## Dataset records
---------------

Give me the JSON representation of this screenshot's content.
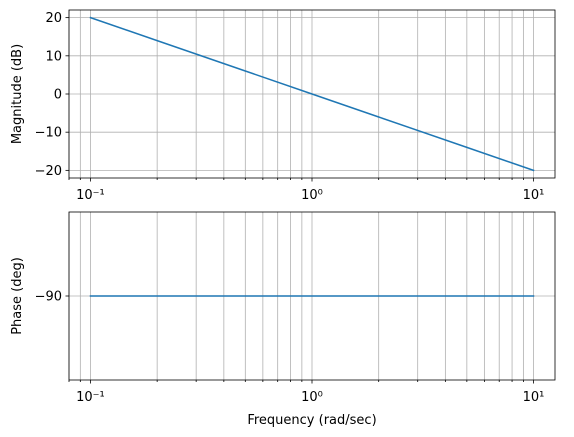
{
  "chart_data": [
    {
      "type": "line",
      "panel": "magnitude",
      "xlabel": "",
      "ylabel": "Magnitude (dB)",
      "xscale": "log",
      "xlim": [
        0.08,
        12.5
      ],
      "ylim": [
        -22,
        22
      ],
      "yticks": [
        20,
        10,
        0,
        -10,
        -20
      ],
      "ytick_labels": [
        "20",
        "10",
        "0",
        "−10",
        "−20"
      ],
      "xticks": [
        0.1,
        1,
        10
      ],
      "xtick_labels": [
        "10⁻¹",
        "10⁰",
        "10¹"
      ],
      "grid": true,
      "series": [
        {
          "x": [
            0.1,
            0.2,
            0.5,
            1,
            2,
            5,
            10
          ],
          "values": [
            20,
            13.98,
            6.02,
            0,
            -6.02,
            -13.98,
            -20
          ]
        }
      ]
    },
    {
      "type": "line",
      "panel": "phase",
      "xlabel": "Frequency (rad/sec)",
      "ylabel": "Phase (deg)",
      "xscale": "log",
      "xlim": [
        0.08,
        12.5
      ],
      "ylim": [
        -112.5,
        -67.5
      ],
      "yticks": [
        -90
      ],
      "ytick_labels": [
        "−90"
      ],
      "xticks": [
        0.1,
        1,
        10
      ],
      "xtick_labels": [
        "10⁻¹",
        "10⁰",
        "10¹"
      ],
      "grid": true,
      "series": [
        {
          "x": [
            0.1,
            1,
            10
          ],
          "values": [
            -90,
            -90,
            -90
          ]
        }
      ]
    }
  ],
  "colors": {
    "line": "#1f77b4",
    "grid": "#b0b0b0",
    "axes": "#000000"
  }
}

---------------

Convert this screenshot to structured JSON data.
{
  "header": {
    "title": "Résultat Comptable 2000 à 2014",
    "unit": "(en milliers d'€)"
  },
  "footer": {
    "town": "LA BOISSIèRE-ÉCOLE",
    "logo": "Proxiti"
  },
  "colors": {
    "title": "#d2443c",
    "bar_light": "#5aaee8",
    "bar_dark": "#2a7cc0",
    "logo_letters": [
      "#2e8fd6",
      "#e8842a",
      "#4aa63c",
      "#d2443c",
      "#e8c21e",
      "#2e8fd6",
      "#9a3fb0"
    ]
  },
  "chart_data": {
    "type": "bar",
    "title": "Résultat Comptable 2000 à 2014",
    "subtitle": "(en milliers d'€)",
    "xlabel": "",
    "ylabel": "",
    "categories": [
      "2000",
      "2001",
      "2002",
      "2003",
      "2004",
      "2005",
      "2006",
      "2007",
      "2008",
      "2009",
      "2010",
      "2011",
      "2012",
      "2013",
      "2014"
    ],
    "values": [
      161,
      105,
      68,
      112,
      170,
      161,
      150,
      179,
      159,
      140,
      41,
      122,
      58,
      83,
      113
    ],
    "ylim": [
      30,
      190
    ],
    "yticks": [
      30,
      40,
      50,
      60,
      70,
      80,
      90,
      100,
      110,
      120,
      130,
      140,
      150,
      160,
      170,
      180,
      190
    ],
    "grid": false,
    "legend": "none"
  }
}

---------------

## The request
Which lines hold the word "xlabel"? Copy every one of them.

## Solution
      "xlabel": "",
      "xlabel": "Frequency (rad/sec)",
    "xlabel": "",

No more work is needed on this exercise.